*The task*
Retype each line exactly. Skip images.

*Extracted information*
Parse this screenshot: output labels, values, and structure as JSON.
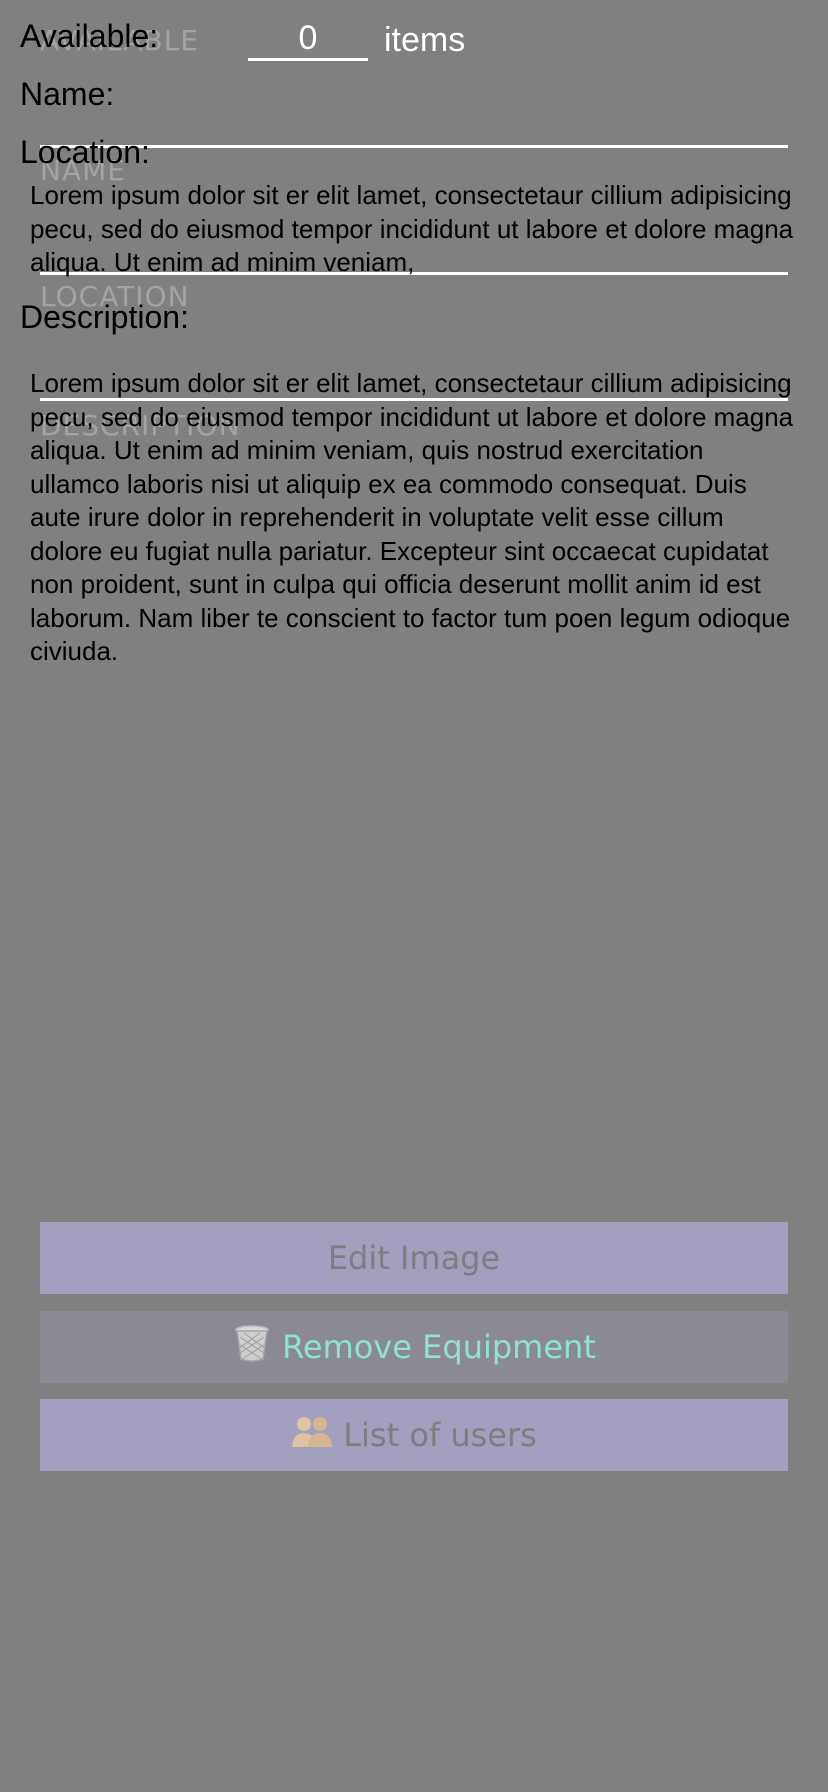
{
  "fields": {
    "available_label": "Available:",
    "available_value": "0",
    "items_unit": "items",
    "name_label": "Name:",
    "location_label": "Location:",
    "description_label": "Description:",
    "location_text": "Lorem ipsum dolor sit er elit lamet, consectetaur cillium adipisicing pecu, sed do eiusmod tempor incididunt ut labore et dolore magna aliqua. Ut enim ad minim veniam,",
    "description_text": "Lorem ipsum dolor sit er elit lamet, consectetaur cillium adipisicing pecu, sed do eiusmod tempor incididunt ut labore et dolore magna aliqua. Ut enim ad minim veniam, quis nostrud exercitation ullamco laboris nisi ut aliquip ex ea commodo consequat. Duis aute irure dolor in reprehenderit in voluptate velit esse cillum dolore eu fugiat nulla pariatur. Excepteur sint occaecat cupidatat non proident, sunt in culpa qui officia deserunt mollit anim id est laborum. Nam liber te conscient to factor tum poen legum odioque civiuda."
  },
  "placeholders": {
    "available": "AVAILABLE",
    "name": "NAME",
    "location": "LOCATION",
    "description": "DESCRIPTION"
  },
  "buttons": {
    "edit_image": "Edit Image",
    "remove_equipment": "Remove Equipment",
    "list_of_users": "List of users"
  },
  "icons": {
    "remove": "trash-icon",
    "users": "users-icon"
  },
  "colors": {
    "background": "#808080",
    "button_primary": "#a29fbf",
    "button_remove": "#8b8a94",
    "remove_text": "#8fe3d0"
  }
}
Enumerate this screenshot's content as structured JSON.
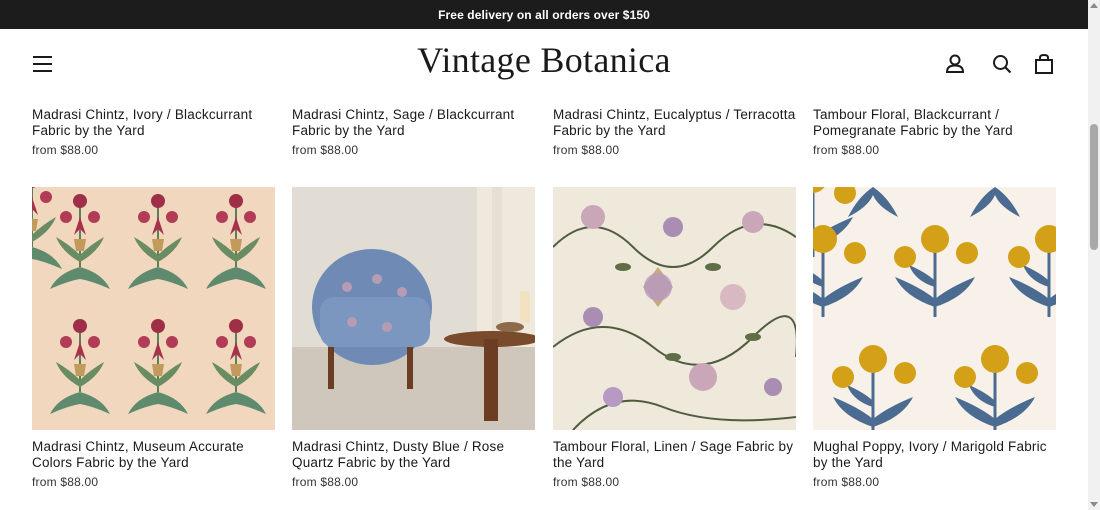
{
  "announcement": "Free delivery on all orders over $150",
  "header": {
    "logo": "Vintage Botanica",
    "icons": [
      "menu-icon",
      "account-icon",
      "search-icon",
      "cart-icon"
    ]
  },
  "row1": [
    {
      "title": "Madrasi Chintz, Ivory / Blackcurrant Fabric by the Yard",
      "price": "from $88.00"
    },
    {
      "title": "Madrasi Chintz, Sage / Blackcurrant Fabric by the Yard",
      "price": "from $88.00"
    },
    {
      "title": "Madrasi Chintz, Eucalyptus / Terracotta Fabric by the Yard",
      "price": "from $88.00"
    },
    {
      "title": "Tambour Floral, Blackcurrant / Pomegranate Fabric by the Yard",
      "price": "from $88.00"
    }
  ],
  "row2": [
    {
      "title": "Madrasi Chintz, Museum Accurate Colors Fabric by the Yard",
      "price": "from $88.00"
    },
    {
      "title": "Madrasi Chintz, Dusty Blue / Rose Quartz Fabric by the Yard",
      "price": "from $88.00"
    },
    {
      "title": "Tambour Floral, Linen / Sage Fabric by the Yard",
      "price": "from $88.00"
    },
    {
      "title": "Mughal Poppy, Ivory / Marigold Fabric by the Yard",
      "price": "from $88.00"
    }
  ],
  "colors": {
    "announcement_bg": "#1c1c1c",
    "chintz_bg": "#f0d7bd",
    "poppy_yellow": "#d4a017",
    "poppy_blue": "#4b6b91"
  }
}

*Answer in full*
Parse this screenshot: output labels, values, and structure as JSON.
{
  "fields": {
    "available_label": "Available:",
    "available_value": "0",
    "items_unit": "items",
    "name_label": "Name:",
    "location_label": "Location:",
    "description_label": "Description:",
    "location_text": "Lorem ipsum dolor sit er elit lamet, consectetaur cillium adipisicing pecu, sed do eiusmod tempor incididunt ut labore et dolore magna aliqua. Ut enim ad minim veniam,",
    "description_text": "Lorem ipsum dolor sit er elit lamet, consectetaur cillium adipisicing pecu, sed do eiusmod tempor incididunt ut labore et dolore magna aliqua. Ut enim ad minim veniam, quis nostrud exercitation ullamco laboris nisi ut aliquip ex ea commodo consequat. Duis aute irure dolor in reprehenderit in voluptate velit esse cillum dolore eu fugiat nulla pariatur. Excepteur sint occaecat cupidatat non proident, sunt in culpa qui officia deserunt mollit anim id est laborum. Nam liber te conscient to factor tum poen legum odioque civiuda."
  },
  "placeholders": {
    "available": "AVAILABLE",
    "name": "NAME",
    "location": "LOCATION",
    "description": "DESCRIPTION"
  },
  "buttons": {
    "edit_image": "Edit Image",
    "remove_equipment": "Remove Equipment",
    "list_of_users": "List of users"
  },
  "icons": {
    "remove": "trash-icon",
    "users": "users-icon"
  },
  "colors": {
    "background": "#808080",
    "button_primary": "#a29fbf",
    "button_remove": "#8b8a94",
    "remove_text": "#8fe3d0"
  }
}
Enumerate this screenshot's content as structured JSON.
{
  "announcement": "Free delivery on all orders over $150",
  "header": {
    "logo": "Vintage Botanica",
    "icons": [
      "menu-icon",
      "account-icon",
      "search-icon",
      "cart-icon"
    ]
  },
  "row1": [
    {
      "title": "Madrasi Chintz, Ivory / Blackcurrant Fabric by the Yard",
      "price": "from $88.00"
    },
    {
      "title": "Madrasi Chintz, Sage / Blackcurrant Fabric by the Yard",
      "price": "from $88.00"
    },
    {
      "title": "Madrasi Chintz, Eucalyptus / Terracotta Fabric by the Yard",
      "price": "from $88.00"
    },
    {
      "title": "Tambour Floral, Blackcurrant / Pomegranate Fabric by the Yard",
      "price": "from $88.00"
    }
  ],
  "row2": [
    {
      "title": "Madrasi Chintz, Museum Accurate Colors Fabric by the Yard",
      "price": "from $88.00"
    },
    {
      "title": "Madrasi Chintz, Dusty Blue / Rose Quartz Fabric by the Yard",
      "price": "from $88.00"
    },
    {
      "title": "Tambour Floral, Linen / Sage Fabric by the Yard",
      "price": "from $88.00"
    },
    {
      "title": "Mughal Poppy, Ivory / Marigold Fabric by the Yard",
      "price": "from $88.00"
    }
  ],
  "colors": {
    "announcement_bg": "#1c1c1c",
    "chintz_bg": "#f0d7bd",
    "poppy_yellow": "#d4a017",
    "poppy_blue": "#4b6b91"
  }
}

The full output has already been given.